Emploi du temps des enseignants et vrais problèmes des institutions françaises
Les élections présidentielles approchent, et les périodes pré-électorales se prêtent à des incidents mettant en évidence des doubles langages. Ségolène Royal n’aurait sans doute jamais parlé, dans une réunion de travail, d’imposer aux enseignants une présence de 35 heures hebdomadaires dans leur établissement, si elle avait su que ses propos seraient divulgués dix mois plus tard. Pourtant, à supposer que le débat électoral puisse encore avoir un sens après ving-cinq ans d’alternances de façade, c’est bien sur ce que les candidats pensent vraiment et comptent faire. La charge contre les enseignants ne paraît pas globalement fondée, mais le sujet mérite réflexion, à condition : a) de considérer l’ensemble du secteur public et de ses partenaires privés b) de ne pas concentrer l’analyse sur les agents « de base », mais sur les mélanges de fonctions, passerelles intersectorielles, emplois du temps... de coupoles, hiérarchies et corps réputés « d’élite ».
Il y a apparemment tout un tollé parce que Ségolène Royal a évoqué en janvier 2006 la question de la présence effective des enseignants sur leur lieu d’affectation. Son entourage s’est plaint du « coup bas » qu’a représenté dans son esprit la diffusion d’une vidéo où l’intéressée déclare notamment : "Comment se fait-il que des enseignants du secteur public aient le temps d’aller faire du soutien individualisé payant et ils n’ont pas le temps de faire du soutien individualisé gratuit dans les établissements scolaires ? " François Hollande a « rectifié le tir », mais rectifier n’est pas effacer. D’autant plus que le sujet est intéressant, que le monde politique ne tient pas à l’aborder en profondeur et que l’auteure de ces propos n’a pas forcément mesuré jusqu’où le débat pouvait mener. Encore, il convient de ne pas traiter une telle question de manière partielle, partiale, partisane... ou démagogique.

### Consignes
1) Répondez à ces questions sur le texte consacré à l'emploi du temps des enseignants :
(a) Quelle présence hebdomadaire dans leur établissement Ségolène Royal aurait-elle voulu imposer aux enseignants ?
(b) À quelle date Ségolène Royal a-t-elle évoqué la présence effective des enseignants sur leur lieu d'affectation ?
(c) Qui a « rectifié le tir » après la diffusion de la vidéo ?
2) Poursuivez le texte sur l'emploi du temps des enseignants et les institutions françaises à partir de sa dernière phrase.
Les lignes qui viennent ensuite forment un matériau indépendant du texte.

### Extraits de données
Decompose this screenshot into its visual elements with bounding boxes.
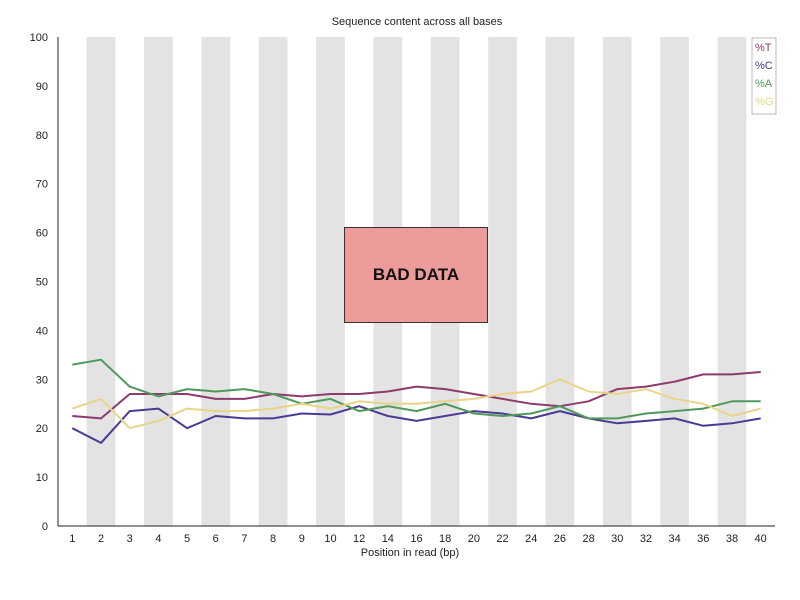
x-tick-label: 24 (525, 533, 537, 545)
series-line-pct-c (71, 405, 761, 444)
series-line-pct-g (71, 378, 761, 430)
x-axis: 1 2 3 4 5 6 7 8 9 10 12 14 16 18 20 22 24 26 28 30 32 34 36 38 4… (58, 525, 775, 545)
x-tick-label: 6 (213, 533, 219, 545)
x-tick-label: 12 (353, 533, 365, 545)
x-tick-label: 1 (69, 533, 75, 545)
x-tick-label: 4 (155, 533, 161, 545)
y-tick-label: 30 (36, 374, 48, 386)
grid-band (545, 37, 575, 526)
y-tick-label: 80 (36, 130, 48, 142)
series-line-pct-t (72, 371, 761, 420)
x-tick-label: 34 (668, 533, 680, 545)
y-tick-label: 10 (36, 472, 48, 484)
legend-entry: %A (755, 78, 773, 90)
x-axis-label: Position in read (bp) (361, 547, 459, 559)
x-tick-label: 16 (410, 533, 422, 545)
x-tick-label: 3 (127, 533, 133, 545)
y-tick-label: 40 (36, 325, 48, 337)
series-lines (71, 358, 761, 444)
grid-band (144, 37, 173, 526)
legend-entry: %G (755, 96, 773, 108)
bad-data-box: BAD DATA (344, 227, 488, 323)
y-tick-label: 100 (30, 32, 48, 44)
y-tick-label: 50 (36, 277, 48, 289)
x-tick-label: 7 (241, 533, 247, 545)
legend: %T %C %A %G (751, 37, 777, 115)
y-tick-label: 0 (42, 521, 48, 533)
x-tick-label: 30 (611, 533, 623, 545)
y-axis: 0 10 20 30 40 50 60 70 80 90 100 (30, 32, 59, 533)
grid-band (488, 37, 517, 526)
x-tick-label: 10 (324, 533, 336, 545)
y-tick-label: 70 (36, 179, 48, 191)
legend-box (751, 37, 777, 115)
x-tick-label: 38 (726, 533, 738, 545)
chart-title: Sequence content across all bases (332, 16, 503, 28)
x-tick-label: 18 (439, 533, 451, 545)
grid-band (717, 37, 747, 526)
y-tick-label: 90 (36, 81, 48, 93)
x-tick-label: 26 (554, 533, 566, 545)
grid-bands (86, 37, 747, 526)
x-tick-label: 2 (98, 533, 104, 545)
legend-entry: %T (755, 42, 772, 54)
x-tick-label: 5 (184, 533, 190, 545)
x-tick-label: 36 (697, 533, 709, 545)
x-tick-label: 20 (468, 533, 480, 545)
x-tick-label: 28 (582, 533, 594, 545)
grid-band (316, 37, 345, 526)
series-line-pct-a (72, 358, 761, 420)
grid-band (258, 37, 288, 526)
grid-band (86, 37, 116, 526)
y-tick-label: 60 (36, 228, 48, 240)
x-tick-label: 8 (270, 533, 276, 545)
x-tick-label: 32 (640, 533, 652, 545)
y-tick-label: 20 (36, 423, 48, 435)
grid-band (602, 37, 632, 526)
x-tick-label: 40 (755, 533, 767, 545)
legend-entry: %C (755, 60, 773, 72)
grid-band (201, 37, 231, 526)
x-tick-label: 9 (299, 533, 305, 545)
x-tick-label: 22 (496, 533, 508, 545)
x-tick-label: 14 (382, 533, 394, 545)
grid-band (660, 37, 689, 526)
--
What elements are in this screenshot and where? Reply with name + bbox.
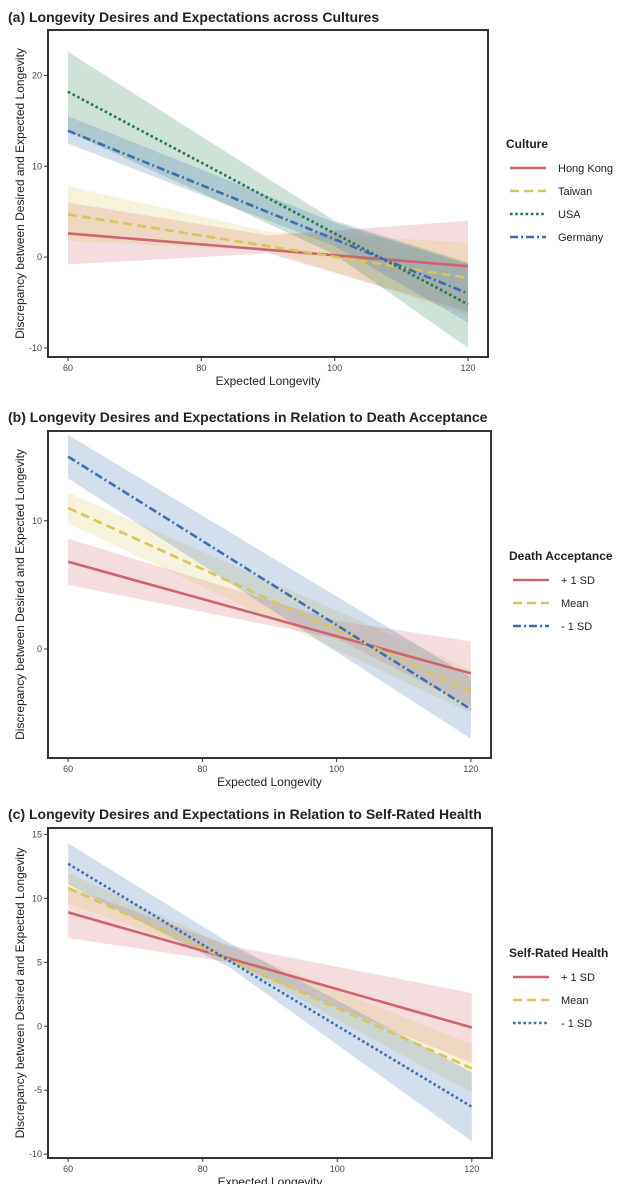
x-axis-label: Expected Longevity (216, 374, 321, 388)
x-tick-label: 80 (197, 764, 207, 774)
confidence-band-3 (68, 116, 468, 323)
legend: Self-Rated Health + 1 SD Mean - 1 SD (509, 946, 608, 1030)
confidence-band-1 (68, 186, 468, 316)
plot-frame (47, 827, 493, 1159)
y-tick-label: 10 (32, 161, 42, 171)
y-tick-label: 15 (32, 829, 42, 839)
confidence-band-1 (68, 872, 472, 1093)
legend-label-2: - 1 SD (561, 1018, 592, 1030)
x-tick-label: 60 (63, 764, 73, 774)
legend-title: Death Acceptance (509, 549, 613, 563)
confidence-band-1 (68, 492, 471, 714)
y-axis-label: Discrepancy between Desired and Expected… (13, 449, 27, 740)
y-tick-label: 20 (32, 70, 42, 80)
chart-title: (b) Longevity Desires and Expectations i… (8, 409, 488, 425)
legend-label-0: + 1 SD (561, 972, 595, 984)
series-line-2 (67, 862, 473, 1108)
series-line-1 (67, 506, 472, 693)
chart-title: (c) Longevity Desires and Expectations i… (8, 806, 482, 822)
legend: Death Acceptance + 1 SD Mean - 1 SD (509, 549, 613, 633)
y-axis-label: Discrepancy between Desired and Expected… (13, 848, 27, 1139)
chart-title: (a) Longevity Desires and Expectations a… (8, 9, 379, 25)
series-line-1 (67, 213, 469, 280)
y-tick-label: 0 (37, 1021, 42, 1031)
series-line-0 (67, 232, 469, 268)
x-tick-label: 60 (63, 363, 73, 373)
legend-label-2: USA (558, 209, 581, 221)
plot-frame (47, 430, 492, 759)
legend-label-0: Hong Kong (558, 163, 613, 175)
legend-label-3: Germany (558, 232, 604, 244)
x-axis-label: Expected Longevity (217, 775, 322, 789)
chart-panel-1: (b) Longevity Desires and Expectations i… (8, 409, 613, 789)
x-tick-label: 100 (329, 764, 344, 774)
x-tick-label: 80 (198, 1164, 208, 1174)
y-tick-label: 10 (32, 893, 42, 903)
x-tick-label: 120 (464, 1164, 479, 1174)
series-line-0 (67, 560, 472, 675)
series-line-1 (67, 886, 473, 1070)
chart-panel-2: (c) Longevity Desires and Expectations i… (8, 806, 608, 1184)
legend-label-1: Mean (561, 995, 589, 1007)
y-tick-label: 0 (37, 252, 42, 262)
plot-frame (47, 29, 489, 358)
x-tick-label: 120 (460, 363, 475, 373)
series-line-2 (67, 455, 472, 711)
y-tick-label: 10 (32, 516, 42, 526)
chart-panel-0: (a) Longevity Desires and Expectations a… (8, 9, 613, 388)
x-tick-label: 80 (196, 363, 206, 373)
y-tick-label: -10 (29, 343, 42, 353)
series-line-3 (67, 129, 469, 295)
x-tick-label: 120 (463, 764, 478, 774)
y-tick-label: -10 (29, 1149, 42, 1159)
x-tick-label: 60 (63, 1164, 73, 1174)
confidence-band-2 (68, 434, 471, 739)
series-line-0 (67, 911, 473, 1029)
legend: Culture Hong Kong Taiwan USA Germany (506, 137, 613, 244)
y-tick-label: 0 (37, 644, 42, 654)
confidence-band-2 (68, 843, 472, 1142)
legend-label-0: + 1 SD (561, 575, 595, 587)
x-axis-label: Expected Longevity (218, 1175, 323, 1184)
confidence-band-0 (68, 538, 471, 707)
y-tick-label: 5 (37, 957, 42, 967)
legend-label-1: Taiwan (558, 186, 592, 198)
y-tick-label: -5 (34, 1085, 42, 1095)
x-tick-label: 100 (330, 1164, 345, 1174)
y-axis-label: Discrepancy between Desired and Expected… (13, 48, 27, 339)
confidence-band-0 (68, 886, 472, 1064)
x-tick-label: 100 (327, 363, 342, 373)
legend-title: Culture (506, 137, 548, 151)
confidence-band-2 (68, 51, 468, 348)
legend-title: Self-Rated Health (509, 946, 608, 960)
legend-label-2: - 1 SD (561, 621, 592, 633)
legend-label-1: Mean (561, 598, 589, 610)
* * *
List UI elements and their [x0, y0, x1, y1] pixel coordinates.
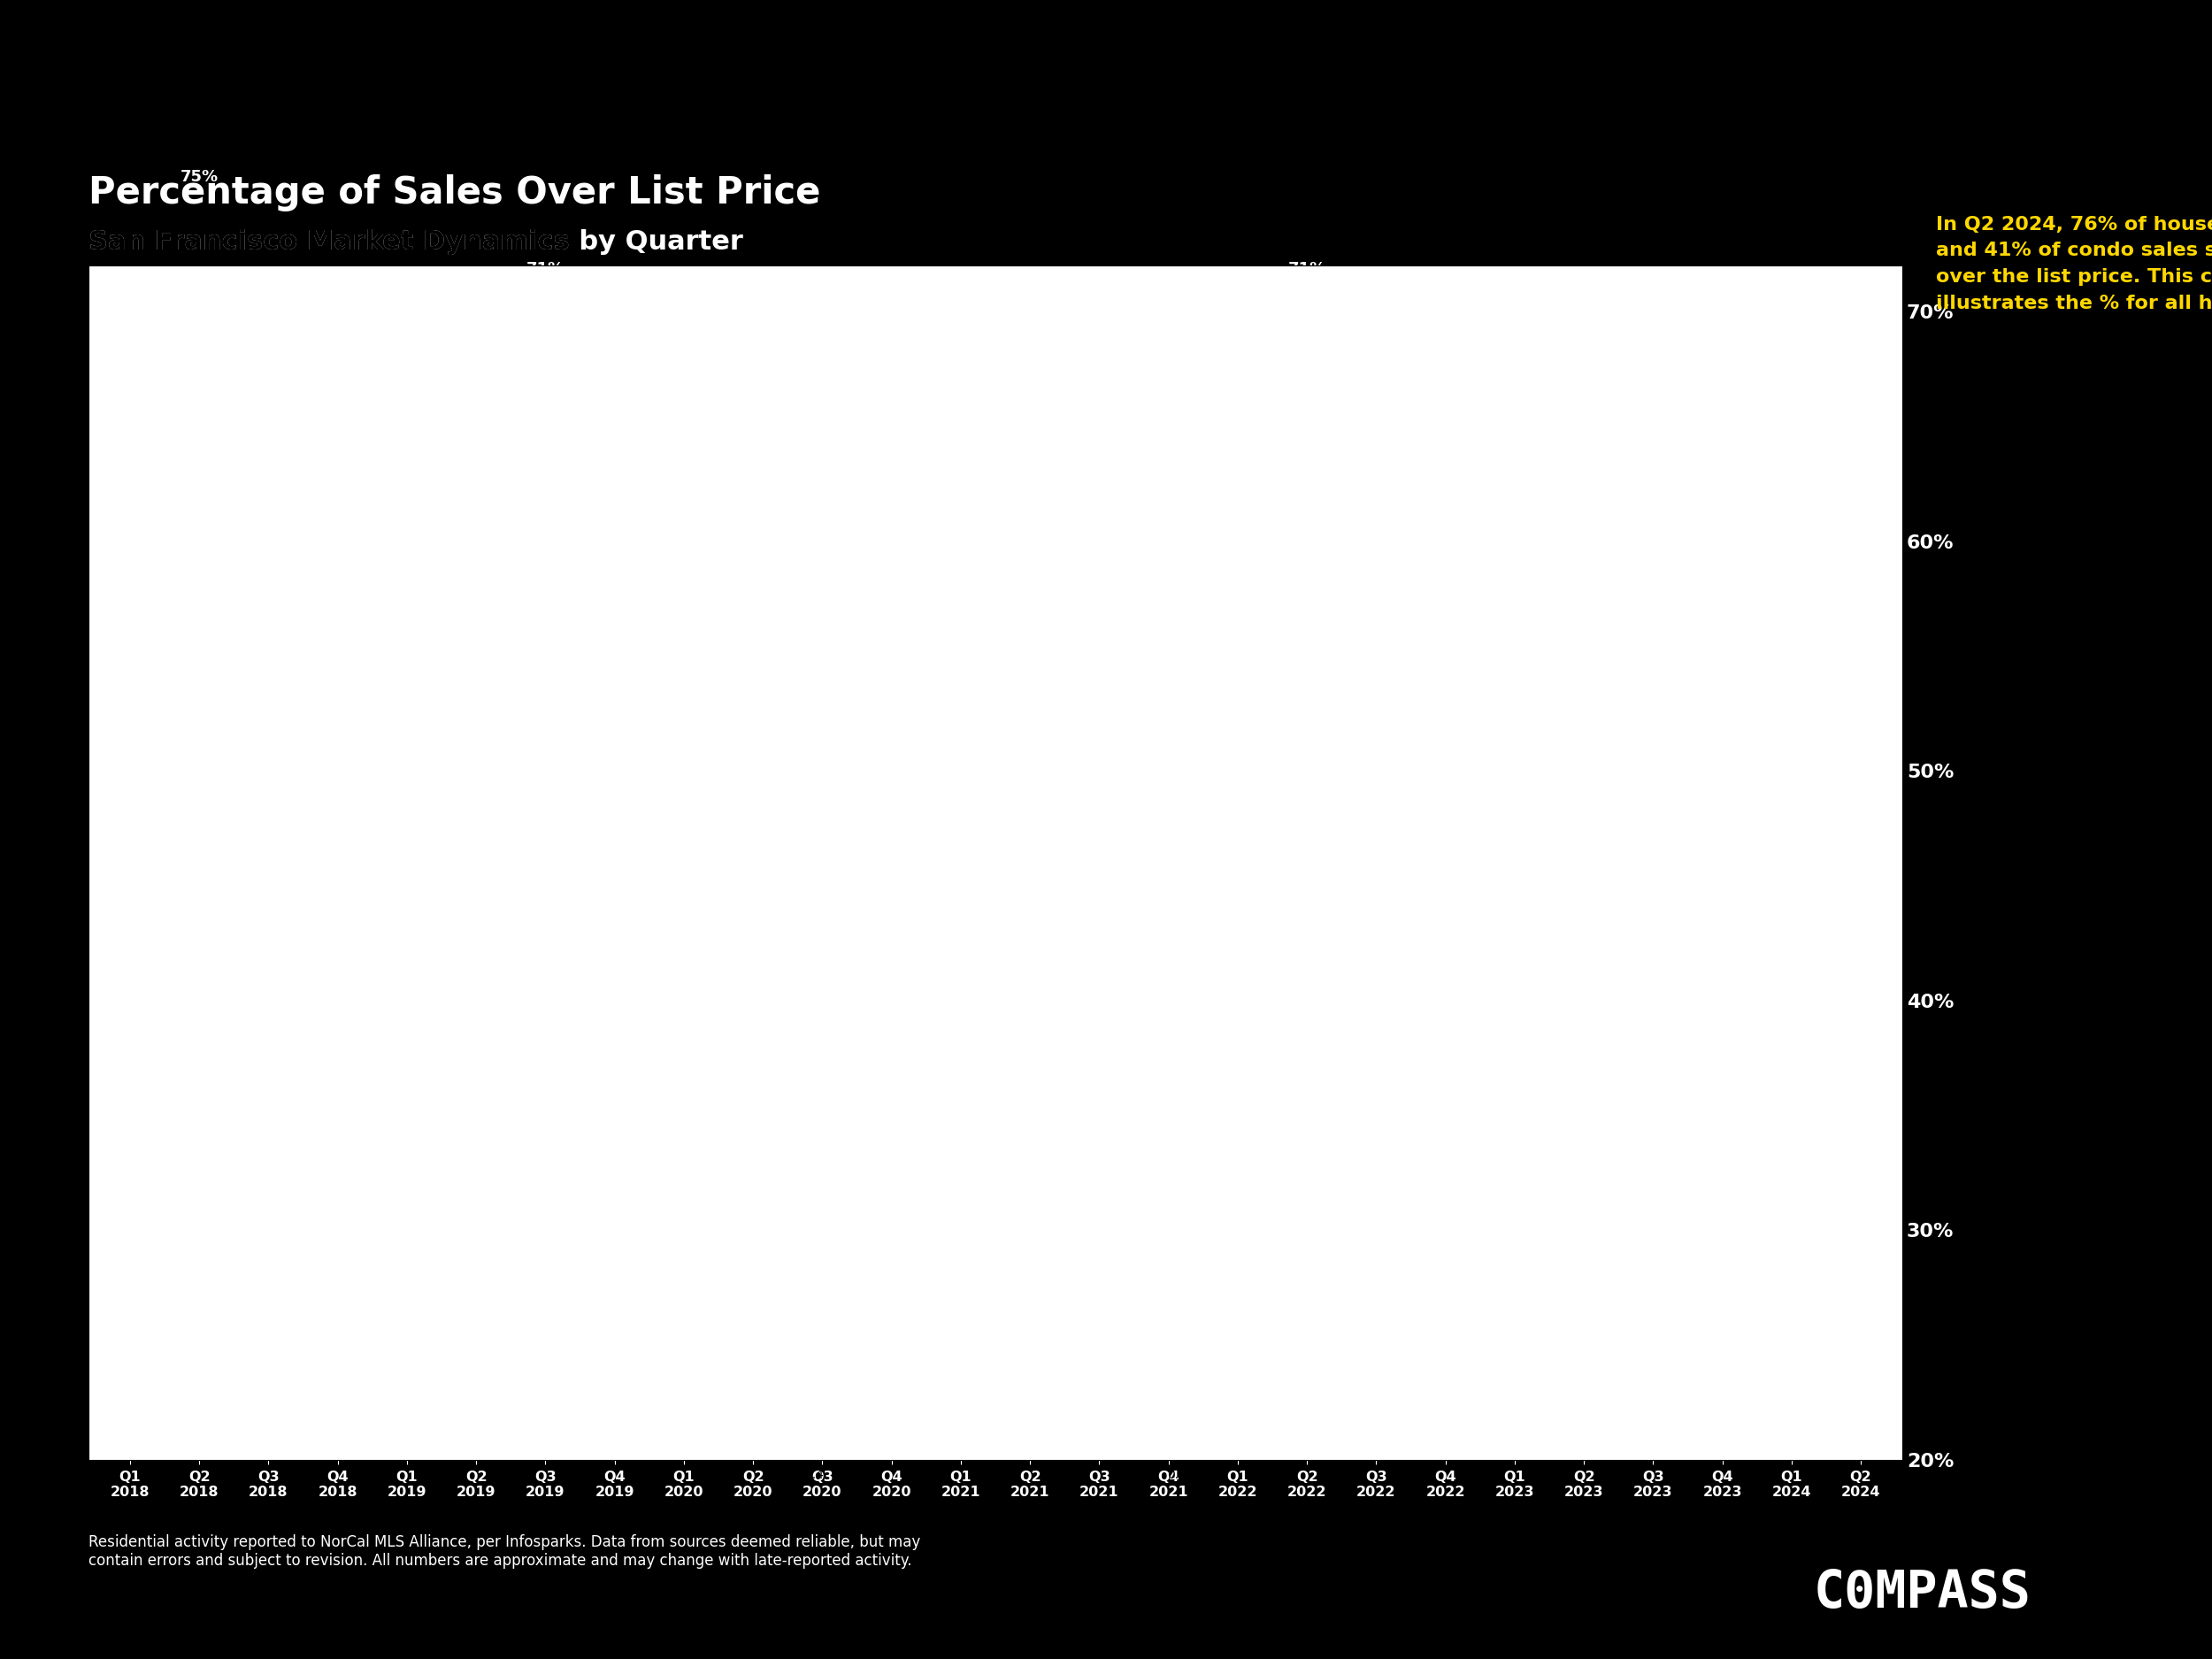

### Réponses attendues
1)
(a) Une présence de 35 heures par semaine.
(b) En janvier 2006.
(c) François Hollande.

2)
Rappelons d’abord que, dans les administrations comme dans le secteur privé, il a toujours été admis que des professions dont l’activité est censée se caractériser par un travail créateur et être jugée d’après des résultats individuels ne doivent pas se voir imposer le même type de contraintes de présence que celle des agents réalisant un travail de production, d’assistance administrative ou technique, d’attention au public... Un enseignant est censé assister à des séminaires, suivre des cours, rencontrer des collègues, participer à des colloques, rédiger des textes, lire et réfléchir calmement aux questions scientifiques et méthodologiques de sa discipline... Cette composante de l’exercice de ses missions exige une sérénité et une liberté de mouvements difficilement compatibles avec des règles rigides et des horaires administratifs.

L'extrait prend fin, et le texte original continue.